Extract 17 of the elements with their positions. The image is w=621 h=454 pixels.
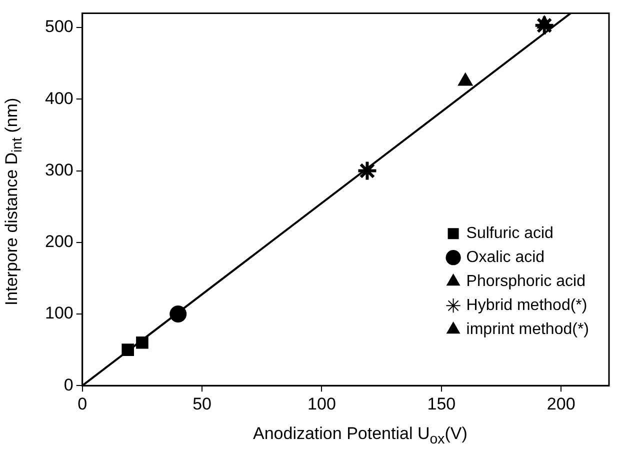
legend-label: Phorsphoric acid xyxy=(466,273,586,290)
y-tick-label: 500 xyxy=(44,17,74,36)
y-tick-label: 200 xyxy=(44,232,74,252)
x-tick-label: 0 xyxy=(78,394,88,414)
x-tick-label: 50 xyxy=(192,394,212,414)
x-tick-label: 150 xyxy=(427,394,456,414)
y-tick-label: 100 xyxy=(44,304,74,323)
x-tick-label: 200 xyxy=(546,394,576,414)
x-axis-title: Anodization Potential U$_{ox}$(V) xyxy=(253,424,468,448)
legend-label: imprint method(*) xyxy=(466,321,589,338)
legend-label: Oxalic acid xyxy=(466,249,545,266)
y-tick-label: 0 xyxy=(64,375,74,394)
y-tick-label: 300 xyxy=(44,160,74,180)
x-tick-label: 100 xyxy=(308,394,336,414)
legend-label: Sulfuric acid xyxy=(466,225,554,242)
legend-label: Hybrid method(*) xyxy=(466,297,588,314)
y-tick-label: 400 xyxy=(44,88,74,108)
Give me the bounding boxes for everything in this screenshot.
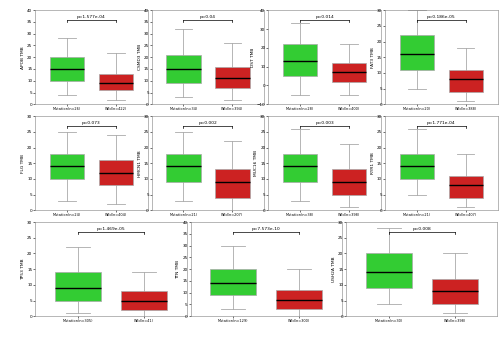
Bar — [216, 67, 250, 88]
Text: p=0.008: p=0.008 — [412, 226, 431, 231]
Bar — [366, 254, 412, 288]
Bar — [283, 154, 317, 182]
Y-axis label: CSMD3 TMB: CSMD3 TMB — [138, 44, 141, 70]
Bar — [448, 70, 483, 92]
Bar — [216, 169, 250, 198]
Bar — [400, 154, 434, 179]
Bar — [276, 290, 322, 309]
Bar — [432, 278, 478, 304]
Bar — [120, 291, 166, 310]
Text: p=0.003: p=0.003 — [315, 121, 334, 125]
Text: p=0.002: p=0.002 — [198, 121, 218, 125]
Bar — [283, 44, 317, 76]
Bar — [50, 57, 84, 81]
Y-axis label: USH2A TMB: USH2A TMB — [332, 256, 336, 282]
Text: p=1.469e-05: p=1.469e-05 — [96, 226, 125, 231]
Text: p=0.186e-05: p=0.186e-05 — [427, 15, 456, 19]
Text: p=7.573e-10: p=7.573e-10 — [252, 226, 280, 231]
Bar — [166, 55, 200, 83]
Y-axis label: MUC16 TMB: MUC16 TMB — [254, 150, 258, 176]
Y-axis label: FAT3 TMB: FAT3 TMB — [371, 47, 375, 68]
Y-axis label: HMCN1 TMB: HMCN1 TMB — [138, 150, 141, 176]
Bar — [332, 63, 366, 82]
Bar — [210, 269, 256, 295]
Bar — [400, 35, 434, 70]
Y-axis label: FLG TMB: FLG TMB — [21, 154, 25, 173]
Y-axis label: TP53 TMB: TP53 TMB — [21, 258, 25, 280]
Text: p=1.577e-04: p=1.577e-04 — [77, 15, 106, 19]
Text: p=1.771e-04: p=1.771e-04 — [427, 121, 456, 125]
Bar — [332, 169, 366, 194]
Bar — [448, 176, 483, 198]
Y-axis label: DST TMB: DST TMB — [251, 48, 255, 67]
Y-axis label: RYR1 TMB: RYR1 TMB — [371, 152, 375, 174]
Y-axis label: APOB TMB: APOB TMB — [21, 46, 25, 69]
Bar — [50, 154, 84, 179]
Text: p=0.04: p=0.04 — [200, 15, 216, 19]
Bar — [166, 154, 200, 182]
Bar — [98, 74, 133, 90]
Text: p=0.073: p=0.073 — [82, 121, 100, 125]
Bar — [98, 160, 133, 185]
Text: p=0.014: p=0.014 — [315, 15, 334, 19]
Bar — [55, 272, 101, 301]
Y-axis label: TTN TMB: TTN TMB — [176, 260, 180, 279]
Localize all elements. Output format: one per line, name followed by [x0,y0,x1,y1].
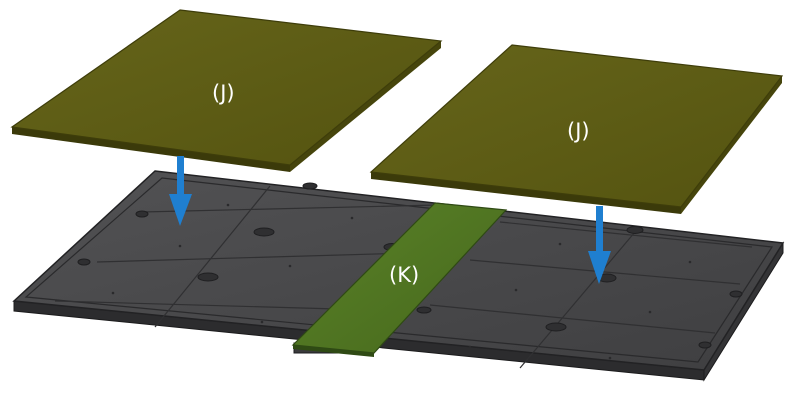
panel-left-label: (J) [212,81,235,105]
panel-right: (J) [369,44,784,214]
panel-right-side-right [681,76,782,214]
tile-seams [54,185,753,369]
panel-left-top [10,9,443,166]
panel-right-top [369,44,784,208]
panel-left: (J) [10,9,443,172]
arrow-right [588,206,611,284]
panel-right-label: (J) [567,119,590,143]
center-strip: (K) [291,202,508,357]
center-strip-side [293,345,374,357]
center-strip-label: (K) [389,263,419,287]
tile-dots [111,203,692,360]
panel-left-side-right [290,41,441,172]
panel-right-side [371,172,681,214]
panel-left-side [12,127,290,172]
base-tray-rim [24,177,774,363]
arrow-left [169,156,192,226]
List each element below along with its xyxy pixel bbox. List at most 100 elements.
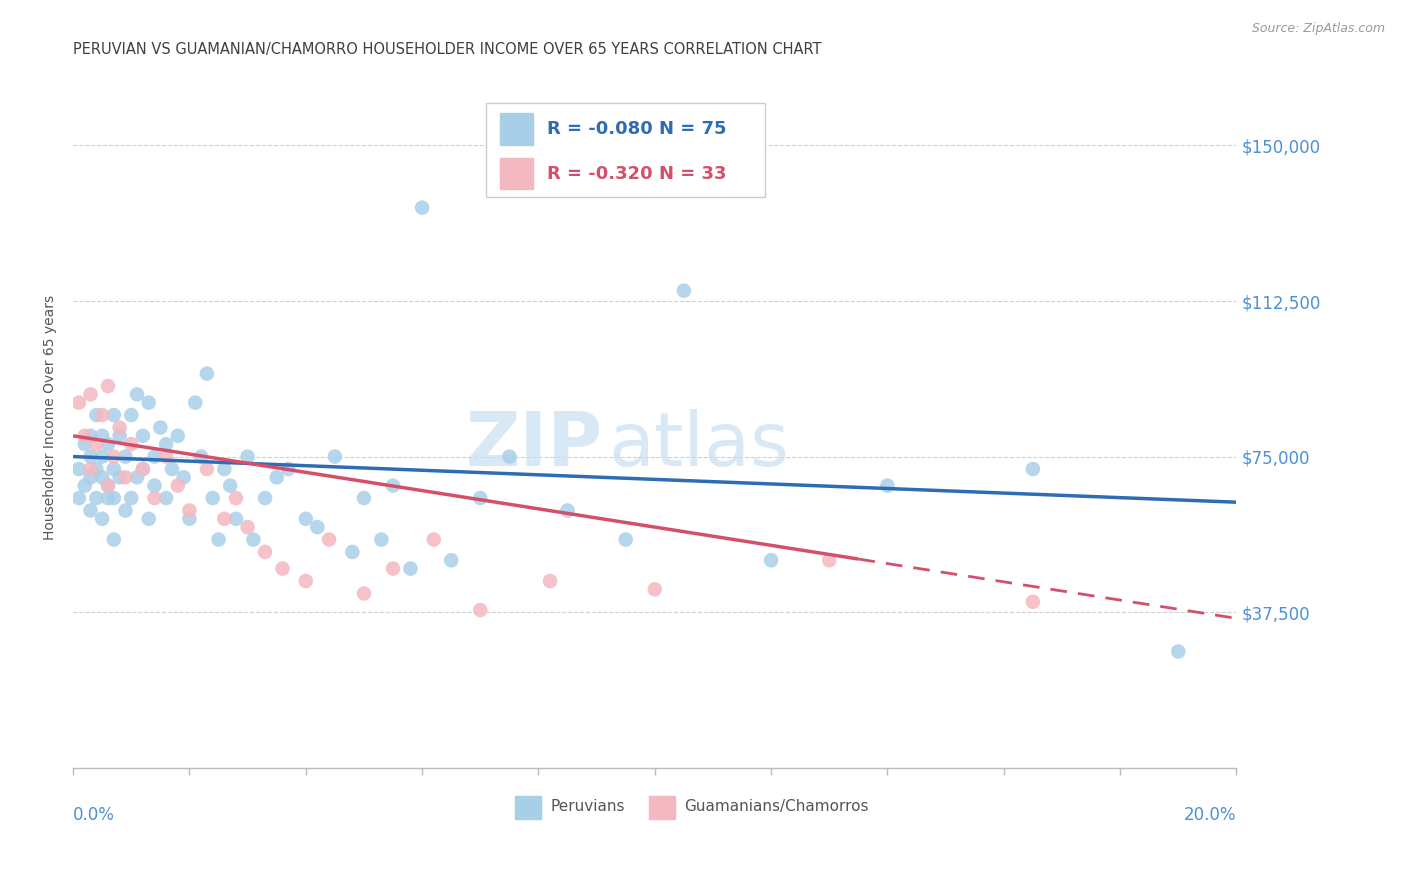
- Bar: [650, 797, 675, 819]
- Point: [254, 545, 277, 559]
- Point: [382, 478, 405, 492]
- Point: [103, 491, 125, 505]
- Point: [470, 603, 492, 617]
- Point: [160, 462, 183, 476]
- Point: [103, 462, 125, 476]
- Point: [97, 478, 120, 492]
- Point: [225, 512, 247, 526]
- Point: [155, 450, 177, 464]
- Point: [86, 408, 108, 422]
- Bar: [501, 113, 533, 145]
- Point: [818, 553, 841, 567]
- Point: [86, 462, 108, 476]
- Point: [422, 533, 444, 547]
- Point: [155, 491, 177, 505]
- Point: [672, 284, 695, 298]
- Y-axis label: Householder Income Over 65 years: Householder Income Over 65 years: [44, 295, 58, 541]
- Text: R = -0.320: R = -0.320: [547, 164, 652, 183]
- Point: [225, 491, 247, 505]
- Point: [759, 553, 782, 567]
- Point: [277, 462, 299, 476]
- Point: [195, 367, 218, 381]
- Point: [614, 533, 637, 547]
- Point: [120, 408, 142, 422]
- Point: [103, 533, 125, 547]
- Point: [79, 450, 101, 464]
- Point: [120, 437, 142, 451]
- Text: R = -0.080: R = -0.080: [547, 120, 652, 138]
- Point: [214, 462, 236, 476]
- Point: [67, 395, 90, 409]
- Text: N = 33: N = 33: [659, 164, 727, 183]
- Point: [214, 512, 236, 526]
- Point: [201, 491, 224, 505]
- Point: [79, 462, 101, 476]
- Text: atlas: atlas: [609, 409, 789, 483]
- Point: [73, 429, 96, 443]
- Point: [125, 470, 148, 484]
- Bar: [501, 158, 533, 189]
- Point: [236, 450, 259, 464]
- Point: [143, 450, 166, 464]
- Point: [195, 462, 218, 476]
- Point: [97, 491, 120, 505]
- Point: [155, 437, 177, 451]
- Point: [440, 553, 463, 567]
- Point: [143, 478, 166, 492]
- Point: [143, 491, 166, 505]
- Text: N = 75: N = 75: [659, 120, 727, 138]
- Text: Guamanians/Chamorros: Guamanians/Chamorros: [683, 798, 869, 814]
- Text: ZIP: ZIP: [465, 409, 602, 483]
- Point: [538, 574, 561, 588]
- Point: [271, 561, 294, 575]
- Point: [399, 561, 422, 575]
- Point: [411, 201, 433, 215]
- Point: [91, 470, 114, 484]
- Point: [138, 512, 160, 526]
- Text: Source: ZipAtlas.com: Source: ZipAtlas.com: [1251, 22, 1385, 36]
- Point: [103, 408, 125, 422]
- Point: [318, 533, 340, 547]
- Point: [342, 545, 364, 559]
- Point: [1022, 462, 1045, 476]
- Point: [73, 478, 96, 492]
- Point: [125, 387, 148, 401]
- Point: [91, 512, 114, 526]
- Point: [370, 533, 392, 547]
- Point: [382, 561, 405, 575]
- Point: [166, 478, 188, 492]
- Point: [86, 437, 108, 451]
- Point: [184, 395, 207, 409]
- Point: [173, 470, 195, 484]
- Point: [353, 586, 375, 600]
- Point: [79, 429, 101, 443]
- Point: [103, 450, 125, 464]
- Point: [114, 470, 136, 484]
- Point: [179, 512, 201, 526]
- Point: [166, 429, 188, 443]
- Point: [644, 582, 666, 597]
- Point: [91, 408, 114, 422]
- Point: [557, 503, 579, 517]
- Text: PERUVIAN VS GUAMANIAN/CHAMORRO HOUSEHOLDER INCOME OVER 65 YEARS CORRELATION CHAR: PERUVIAN VS GUAMANIAN/CHAMORRO HOUSEHOLD…: [73, 42, 821, 57]
- Point: [97, 478, 120, 492]
- Point: [1022, 595, 1045, 609]
- Point: [67, 491, 90, 505]
- Point: [1167, 644, 1189, 658]
- Point: [79, 387, 101, 401]
- Text: 20.0%: 20.0%: [1184, 806, 1236, 824]
- Point: [108, 420, 131, 434]
- Point: [120, 491, 142, 505]
- Point: [236, 520, 259, 534]
- Bar: [515, 797, 541, 819]
- FancyBboxPatch shape: [486, 103, 765, 197]
- Point: [294, 574, 316, 588]
- Point: [470, 491, 492, 505]
- Point: [190, 450, 212, 464]
- Point: [86, 491, 108, 505]
- Point: [73, 437, 96, 451]
- Point: [91, 450, 114, 464]
- Point: [114, 450, 136, 464]
- Point: [132, 462, 155, 476]
- Point: [114, 503, 136, 517]
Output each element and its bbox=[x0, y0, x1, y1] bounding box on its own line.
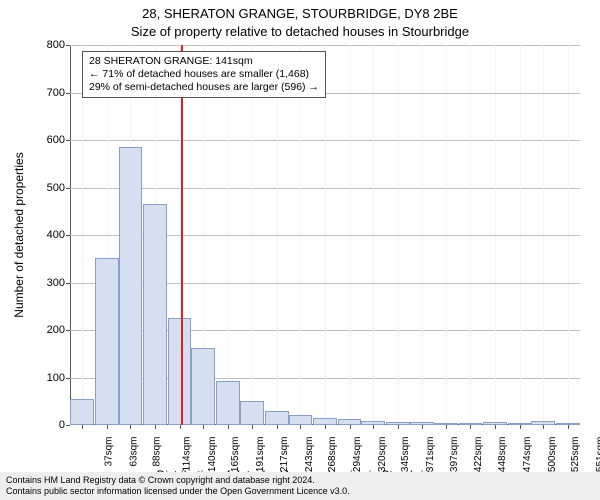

* * * *

— Problem —
Rewrite the rows from the line with "panel-left-label: (J) [212,81,235,105]" through the line with "panel-right-label: (J) [567,119,590,143]", replacing "tile-seams" with "tile-joints" and leaving everything else as it is. Give back only those lines.

— Output for this task —
panel-left-label: (J) [212,81,235,105]
panel-right: (J) [369,44,784,214]
panel-right-side-right [681,76,782,214]
tile-joints [54,185,753,369]
panel-left-top [10,9,443,166]
panel-right-top [369,44,784,208]
panel-left: (J) [10,9,443,172]
arrow-right [588,206,611,284]
panel-right-label: (J) [567,119,590,143]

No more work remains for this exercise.